Records from a collection
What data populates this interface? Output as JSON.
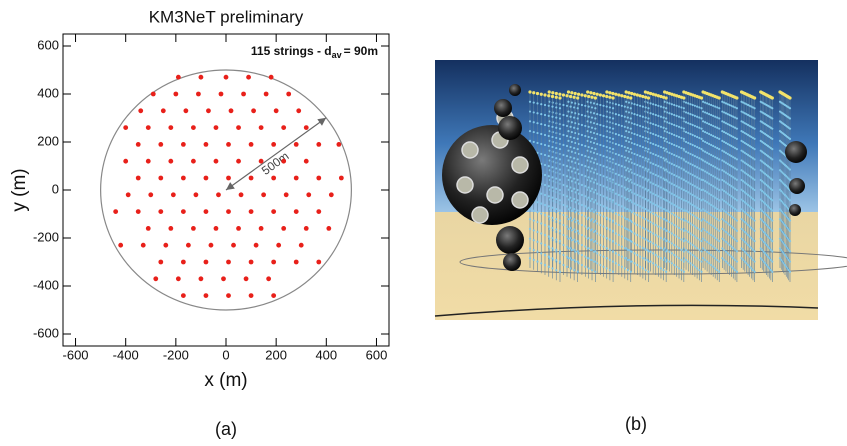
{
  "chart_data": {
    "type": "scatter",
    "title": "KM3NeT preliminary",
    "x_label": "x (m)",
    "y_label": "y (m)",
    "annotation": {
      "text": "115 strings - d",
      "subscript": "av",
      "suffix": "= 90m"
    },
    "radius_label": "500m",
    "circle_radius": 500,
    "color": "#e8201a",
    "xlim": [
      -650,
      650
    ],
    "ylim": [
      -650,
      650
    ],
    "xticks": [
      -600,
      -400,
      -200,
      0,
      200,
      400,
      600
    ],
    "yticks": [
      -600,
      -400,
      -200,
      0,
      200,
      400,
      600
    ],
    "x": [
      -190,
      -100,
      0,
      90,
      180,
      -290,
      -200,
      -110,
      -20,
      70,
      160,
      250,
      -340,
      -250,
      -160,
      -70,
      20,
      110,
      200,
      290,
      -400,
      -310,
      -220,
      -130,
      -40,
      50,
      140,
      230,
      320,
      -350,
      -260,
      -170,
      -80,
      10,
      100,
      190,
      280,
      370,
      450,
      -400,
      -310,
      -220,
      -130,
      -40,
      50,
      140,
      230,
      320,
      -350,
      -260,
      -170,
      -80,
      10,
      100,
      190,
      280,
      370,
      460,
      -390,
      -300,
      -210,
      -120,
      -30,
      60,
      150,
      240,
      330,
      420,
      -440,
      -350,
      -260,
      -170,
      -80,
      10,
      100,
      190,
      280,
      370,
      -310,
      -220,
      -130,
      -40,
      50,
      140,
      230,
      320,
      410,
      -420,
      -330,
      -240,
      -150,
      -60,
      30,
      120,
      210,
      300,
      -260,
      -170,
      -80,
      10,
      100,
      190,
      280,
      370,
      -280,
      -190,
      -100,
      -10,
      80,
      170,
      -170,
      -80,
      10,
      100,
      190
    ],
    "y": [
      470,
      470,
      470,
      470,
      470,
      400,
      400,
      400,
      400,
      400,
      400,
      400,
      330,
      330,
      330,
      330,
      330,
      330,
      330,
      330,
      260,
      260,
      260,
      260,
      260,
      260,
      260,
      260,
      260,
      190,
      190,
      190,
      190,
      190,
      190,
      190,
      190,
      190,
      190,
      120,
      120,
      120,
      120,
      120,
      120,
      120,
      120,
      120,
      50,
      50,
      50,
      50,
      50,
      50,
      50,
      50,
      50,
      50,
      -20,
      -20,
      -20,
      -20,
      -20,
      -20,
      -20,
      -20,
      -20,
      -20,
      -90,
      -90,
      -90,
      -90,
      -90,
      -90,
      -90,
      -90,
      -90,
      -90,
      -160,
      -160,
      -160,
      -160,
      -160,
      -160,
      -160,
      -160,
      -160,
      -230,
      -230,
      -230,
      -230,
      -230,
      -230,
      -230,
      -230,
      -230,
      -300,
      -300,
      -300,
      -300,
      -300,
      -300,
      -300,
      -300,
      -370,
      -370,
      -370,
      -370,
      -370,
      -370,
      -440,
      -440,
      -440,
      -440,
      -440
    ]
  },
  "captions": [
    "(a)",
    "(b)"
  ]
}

** JOB **
Keep the pictures out of the copy and write out the data exactly as it stands.

** FINAL ANSWER **
What data populates this interface? Output as JSON.
{
  "chart_data": {
    "type": "scatter",
    "title": "KM3NeT preliminary",
    "x_label": "x (m)",
    "y_label": "y (m)",
    "annotation": {
      "text": "115 strings - d",
      "subscript": "av",
      "suffix": "= 90m"
    },
    "radius_label": "500m",
    "circle_radius": 500,
    "color": "#e8201a",
    "xlim": [
      -650,
      650
    ],
    "ylim": [
      -650,
      650
    ],
    "xticks": [
      -600,
      -400,
      -200,
      0,
      200,
      400,
      600
    ],
    "yticks": [
      -600,
      -400,
      -200,
      0,
      200,
      400,
      600
    ],
    "x": [
      -190,
      -100,
      0,
      90,
      180,
      -290,
      -200,
      -110,
      -20,
      70,
      160,
      250,
      -340,
      -250,
      -160,
      -70,
      20,
      110,
      200,
      290,
      -400,
      -310,
      -220,
      -130,
      -40,
      50,
      140,
      230,
      320,
      -350,
      -260,
      -170,
      -80,
      10,
      100,
      190,
      280,
      370,
      450,
      -400,
      -310,
      -220,
      -130,
      -40,
      50,
      140,
      230,
      320,
      -350,
      -260,
      -170,
      -80,
      10,
      100,
      190,
      280,
      370,
      460,
      -390,
      -300,
      -210,
      -120,
      -30,
      60,
      150,
      240,
      330,
      420,
      -440,
      -350,
      -260,
      -170,
      -80,
      10,
      100,
      190,
      280,
      370,
      -310,
      -220,
      -130,
      -40,
      50,
      140,
      230,
      320,
      410,
      -420,
      -330,
      -240,
      -150,
      -60,
      30,
      120,
      210,
      300,
      -260,
      -170,
      -80,
      10,
      100,
      190,
      280,
      370,
      -280,
      -190,
      -100,
      -10,
      80,
      170,
      -170,
      -80,
      10,
      100,
      190
    ],
    "y": [
      470,
      470,
      470,
      470,
      470,
      400,
      400,
      400,
      400,
      400,
      400,
      400,
      330,
      330,
      330,
      330,
      330,
      330,
      330,
      330,
      260,
      260,
      260,
      260,
      260,
      260,
      260,
      260,
      260,
      190,
      190,
      190,
      190,
      190,
      190,
      190,
      190,
      190,
      190,
      120,
      120,
      120,
      120,
      120,
      120,
      120,
      120,
      120,
      50,
      50,
      50,
      50,
      50,
      50,
      50,
      50,
      50,
      50,
      -20,
      -20,
      -20,
      -20,
      -20,
      -20,
      -20,
      -20,
      -20,
      -20,
      -90,
      -90,
      -90,
      -90,
      -90,
      -90,
      -90,
      -90,
      -90,
      -90,
      -160,
      -160,
      -160,
      -160,
      -160,
      -160,
      -160,
      -160,
      -160,
      -230,
      -230,
      -230,
      -230,
      -230,
      -230,
      -230,
      -230,
      -230,
      -300,
      -300,
      -300,
      -300,
      -300,
      -300,
      -300,
      -300,
      -370,
      -370,
      -370,
      -370,
      -370,
      -370,
      -440,
      -440,
      -440,
      -440,
      -440
    ]
  },
  "captions": [
    "(a)",
    "(b)"
  ]
}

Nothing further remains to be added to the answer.